▶ _GIVEN REQUEST_
Please return the full listing below without altering anything.

▶ _MATERIAL_
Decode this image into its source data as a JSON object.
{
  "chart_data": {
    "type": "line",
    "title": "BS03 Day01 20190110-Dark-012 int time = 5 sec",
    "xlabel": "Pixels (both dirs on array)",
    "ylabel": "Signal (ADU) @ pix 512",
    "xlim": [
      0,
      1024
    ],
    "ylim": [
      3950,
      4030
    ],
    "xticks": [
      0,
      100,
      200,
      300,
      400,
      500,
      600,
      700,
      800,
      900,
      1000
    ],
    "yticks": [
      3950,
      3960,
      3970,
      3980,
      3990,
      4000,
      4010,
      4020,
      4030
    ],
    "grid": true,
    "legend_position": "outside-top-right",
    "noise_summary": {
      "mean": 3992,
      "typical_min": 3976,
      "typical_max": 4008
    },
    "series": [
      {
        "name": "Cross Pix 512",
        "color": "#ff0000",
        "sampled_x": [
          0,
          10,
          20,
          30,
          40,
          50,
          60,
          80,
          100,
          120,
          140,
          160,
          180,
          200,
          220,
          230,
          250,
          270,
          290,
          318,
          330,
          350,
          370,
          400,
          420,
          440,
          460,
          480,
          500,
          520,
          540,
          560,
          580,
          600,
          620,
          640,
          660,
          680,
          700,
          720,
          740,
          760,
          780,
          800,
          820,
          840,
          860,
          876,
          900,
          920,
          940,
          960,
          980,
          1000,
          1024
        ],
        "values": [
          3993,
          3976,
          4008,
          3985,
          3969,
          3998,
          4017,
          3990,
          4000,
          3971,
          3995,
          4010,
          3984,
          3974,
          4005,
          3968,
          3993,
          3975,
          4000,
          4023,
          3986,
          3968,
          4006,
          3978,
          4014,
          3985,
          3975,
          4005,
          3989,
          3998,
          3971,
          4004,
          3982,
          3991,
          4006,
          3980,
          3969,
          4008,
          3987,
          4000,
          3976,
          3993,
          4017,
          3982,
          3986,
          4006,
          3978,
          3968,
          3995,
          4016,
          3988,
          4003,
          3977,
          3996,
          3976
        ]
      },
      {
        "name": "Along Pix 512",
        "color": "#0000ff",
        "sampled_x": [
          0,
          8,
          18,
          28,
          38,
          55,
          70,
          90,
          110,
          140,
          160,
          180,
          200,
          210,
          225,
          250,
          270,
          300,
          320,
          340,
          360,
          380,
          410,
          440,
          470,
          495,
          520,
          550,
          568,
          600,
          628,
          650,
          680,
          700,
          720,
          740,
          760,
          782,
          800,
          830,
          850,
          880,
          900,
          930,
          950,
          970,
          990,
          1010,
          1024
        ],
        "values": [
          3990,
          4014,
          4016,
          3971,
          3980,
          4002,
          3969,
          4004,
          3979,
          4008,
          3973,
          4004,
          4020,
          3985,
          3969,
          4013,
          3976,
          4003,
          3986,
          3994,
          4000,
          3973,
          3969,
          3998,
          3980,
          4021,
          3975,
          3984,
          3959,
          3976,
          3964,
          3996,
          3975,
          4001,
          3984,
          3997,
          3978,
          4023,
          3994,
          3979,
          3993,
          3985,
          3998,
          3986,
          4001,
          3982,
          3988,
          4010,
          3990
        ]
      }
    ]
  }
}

▶ _RESULT OF THE TASK_
Decode this image into its source data as a JSON object.
{
  "chart_data": {
    "type": "line",
    "title": "BS03 Day01 20190110-Dark-012 int time = 5 sec",
    "xlabel": "Pixels (both dirs on array)",
    "ylabel": "Signal (ADU) @ pix 512",
    "xlim": [
      0,
      1024
    ],
    "ylim": [
      3950,
      4030
    ],
    "xticks": [
      0,
      100,
      200,
      300,
      400,
      500,
      600,
      700,
      800,
      900,
      1000
    ],
    "yticks": [
      3950,
      3960,
      3970,
      3980,
      3990,
      4000,
      4010,
      4020,
      4030
    ],
    "grid": true,
    "legend_position": "outside-top-right",
    "noise_summary": {
      "mean": 3992,
      "typical_min": 3976,
      "typical_max": 4008
    },
    "series": [
      {
        "name": "Cross Pix 512",
        "color": "#ff0000",
        "sampled_x": [
          0,
          10,
          20,
          30,
          40,
          50,
          60,
          80,
          100,
          120,
          140,
          160,
          180,
          200,
          220,
          230,
          250,
          270,
          290,
          318,
          330,
          350,
          370,
          400,
          420,
          440,
          460,
          480,
          500,
          520,
          540,
          560,
          580,
          600,
          620,
          640,
          660,
          680,
          700,
          720,
          740,
          760,
          780,
          800,
          820,
          840,
          860,
          876,
          900,
          920,
          940,
          960,
          980,
          1000,
          1024
        ],
        "values": [
          3993,
          3976,
          4008,
          3985,
          3969,
          3998,
          4017,
          3990,
          4000,
          3971,
          3995,
          4010,
          3984,
          3974,
          4005,
          3968,
          3993,
          3975,
          4000,
          4023,
          3986,
          3968,
          4006,
          3978,
          4014,
          3985,
          3975,
          4005,
          3989,
          3998,
          3971,
          4004,
          3982,
          3991,
          4006,
          3980,
          3969,
          4008,
          3987,
          4000,
          3976,
          3993,
          4017,
          3982,
          3986,
          4006,
          3978,
          3968,
          3995,
          4016,
          3988,
          4003,
          3977,
          3996,
          3976
        ]
      },
      {
        "name": "Along Pix 512",
        "color": "#0000ff",
        "sampled_x": [
          0,
          8,
          18,
          28,
          38,
          55,
          70,
          90,
          110,
          140,
          160,
          180,
          200,
          210,
          225,
          250,
          270,
          300,
          320,
          340,
          360,
          380,
          410,
          440,
          470,
          495,
          520,
          550,
          568,
          600,
          628,
          650,
          680,
          700,
          720,
          740,
          760,
          782,
          800,
          830,
          850,
          880,
          900,
          930,
          950,
          970,
          990,
          1010,
          1024
        ],
        "values": [
          3990,
          4014,
          4016,
          3971,
          3980,
          4002,
          3969,
          4004,
          3979,
          4008,
          3973,
          4004,
          4020,
          3985,
          3969,
          4013,
          3976,
          4003,
          3986,
          3994,
          4000,
          3973,
          3969,
          3998,
          3980,
          4021,
          3975,
          3984,
          3959,
          3976,
          3964,
          3996,
          3975,
          4001,
          3984,
          3997,
          3978,
          4023,
          3994,
          3979,
          3993,
          3985,
          3998,
          3986,
          4001,
          3982,
          3988,
          4010,
          3990
        ]
      }
    ]
  }
}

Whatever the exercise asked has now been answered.